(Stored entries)
■ ■ ■ ■
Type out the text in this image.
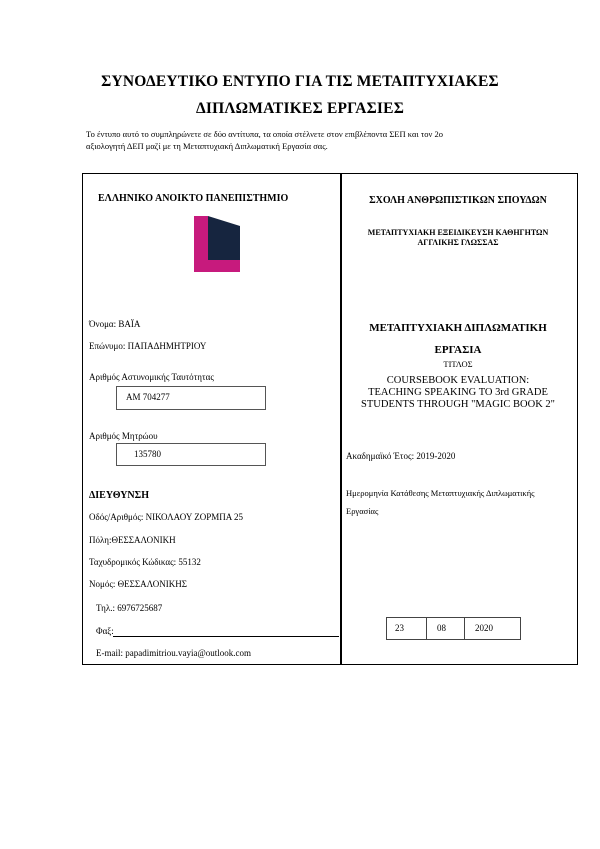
ΣΥΝΟΔΕΥΤΙΚΟ ΕΝΤΥΠΟ ΓΙΑ ΤΙΣ ΜΕΤΑΠΤΥΧΙΑΚΕΣ
ΔΙΠΛΩΜΑΤΙΚΕΣ ΕΡΓΑΣΙΕΣ
Το έντυπο αυτό το συμπληρώνετε σε δύο αντίτυπα, τα οποία στέλνετε στον επιβλέποντα ΣΕΠ και τον 2ο
αξιολογητή ΔΕΠ μαζί με τη Μεταπτυχιακή Διπλωματική Εργασία σας.
ΕΛΛΗΝΙΚΟ ΑΝΟΙΚΤΟ ΠΑΝΕΠΙΣΤΗΜΙΟ
Όνομα: ΒΑΪΑ
Επώνυμο: ΠΑΠΑΔΗΜΗΤΡΙΟΥ
Αριθμός Αστυνομικής Ταυτότητας
ΑΜ 704277
Αριθμός Μητρώου
135780
ΔΙΕΥΘΥΝΣΗ
Οδός/Αριθμός: ΝΙΚΟΛΑΟΥ ΖΟΡΜΠΑ 25
Πόλη:ΘΕΣΣΑΛΟΝΙΚΗ
Ταχυδρομικός Κώδικας: 55132
Νομός: ΘΕΣΣΑΛΟΝΙΚΗΣ
Τηλ.: 6976725687
Φαξ:
E-mail: papadimitriou.vayia@outlook.com
ΣΧΟΛΗ ΑΝΘΡΩΠΙΣΤΙΚΩΝ ΣΠΟΥΔΩΝ
ΜΕΤΑΠΤΥΧΙΑΚΗ ΕΞΕΙΔΙΚΕΥΣΗ ΚΑΘΗΓΗΤΩΝ
ΑΓΓΛΙΚΗΣ ΓΛΩΣΣΑΣ
ΜΕΤΑΠΤΥΧΙΑΚΗ ΔΙΠΛΩΜΑΤΙΚΗ
ΕΡΓΑΣΙΑ
ΤΙΤΛΟΣ
COURSEBOOK EVALUATION:
TEACHING SPEAKING TO 3rd GRADE
STUDENTS THROUGH "MAGIC BOOK 2"
Ακαδημαϊκό Έτος: 2019-2020
Ημερομηνία Κατάθεσης Μεταπτυχιακής Διπλωματικής
Εργασίας
23	08	2020
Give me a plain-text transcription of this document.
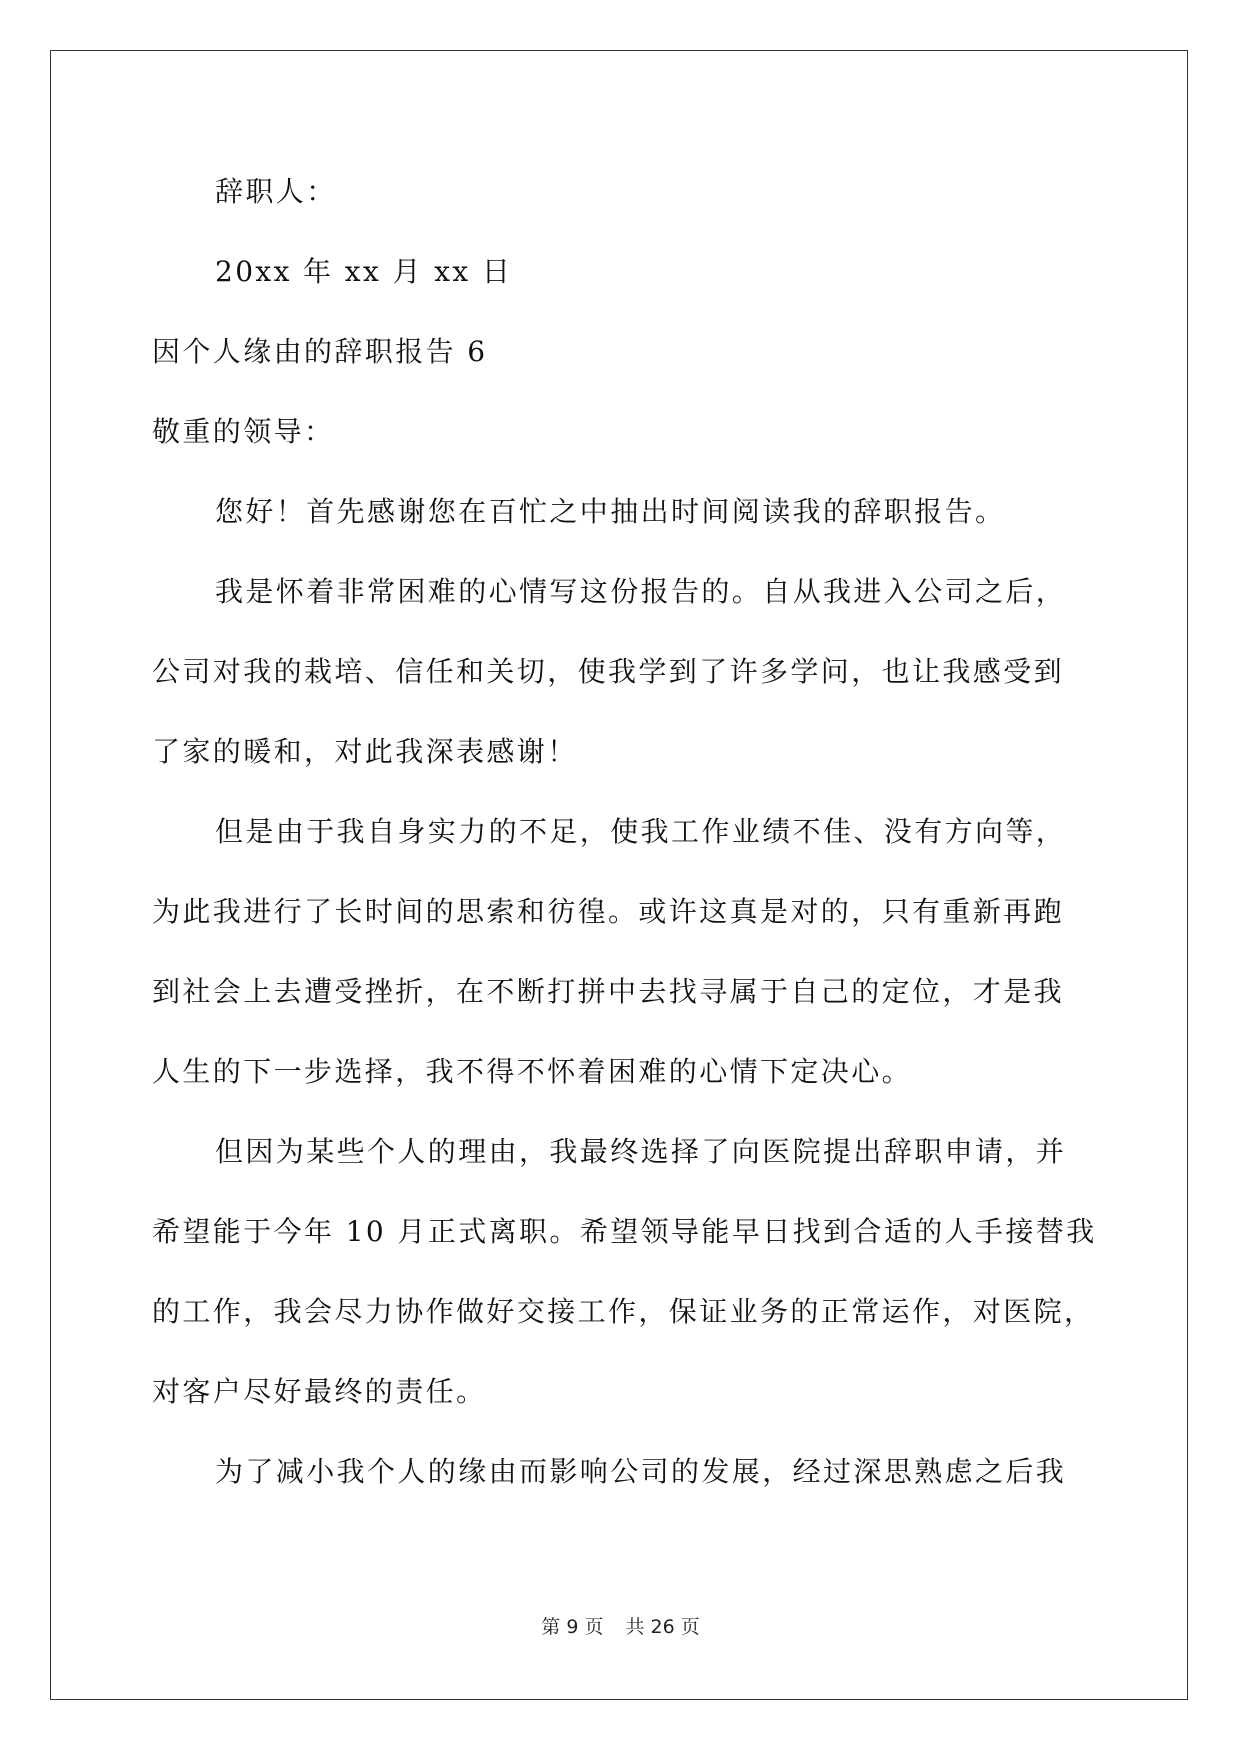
辞职人：
20xx 年 xx 月 xx 日
因个人缘由的辞职报告 6
敬重的领导：
您好！首先感谢您在百忙之中抽出时间阅读我的辞职报告。
我是怀着非常困难的心情写这份报告的。自从我进入公司之后，
公司对我的栽培、信任和关切，使我学到了许多学问，也让我感受到
了家的暖和，对此我深表感谢！
但是由于我自身实力的不足，使我工作业绩不佳、没有方向等，
为此我进行了长时间的思索和彷徨。或许这真是对的，只有重新再跑
到社会上去遭受挫折，在不断打拼中去找寻属于自己的定位，才是我
人生的下一步选择，我不得不怀着困难的心情下定决心。
但因为某些个人的理由，我最终选择了向医院提出辞职申请，并
希望能于今年 10 月正式离职。希望领导能早日找到合适的人手接替我
的工作，我会尽力协作做好交接工作，保证业务的正常运作，对医院，
对客户尽好最终的责任。
为了减小我个人的缘由而影响公司的发展，经过深思熟虑之后我
第 9 页 共 26 页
■ ■ ■ ■
Exercise objective
The lines to repeat start at the one holding "Give me a plain-text" and run through the last line of the records above; write them out exactly, both ends included, but not the pictures.

Answer to this problem
Give me a plain-text transcription of this document.
辞职人：
20xx 年 xx 月 xx 日
因个人缘由的辞职报告 6
敬重的领导：
您好！首先感谢您在百忙之中抽出时间阅读我的辞职报告。
我是怀着非常困难的心情写这份报告的。自从我进入公司之后，
公司对我的栽培、信任和关切，使我学到了许多学问，也让我感受到
了家的暖和，对此我深表感谢！
但是由于我自身实力的不足，使我工作业绩不佳、没有方向等，
为此我进行了长时间的思索和彷徨。或许这真是对的，只有重新再跑
到社会上去遭受挫折，在不断打拼中去找寻属于自己的定位，才是我
人生的下一步选择，我不得不怀着困难的心情下定决心。
但因为某些个人的理由，我最终选择了向医院提出辞职申请，并
希望能于今年 10 月正式离职。希望领导能早日找到合适的人手接替我
的工作，我会尽力协作做好交接工作，保证业务的正常运作，对医院，
对客户尽好最终的责任。
为了减小我个人的缘由而影响公司的发展，经过深思熟虑之后我
第 9 页 共 26 页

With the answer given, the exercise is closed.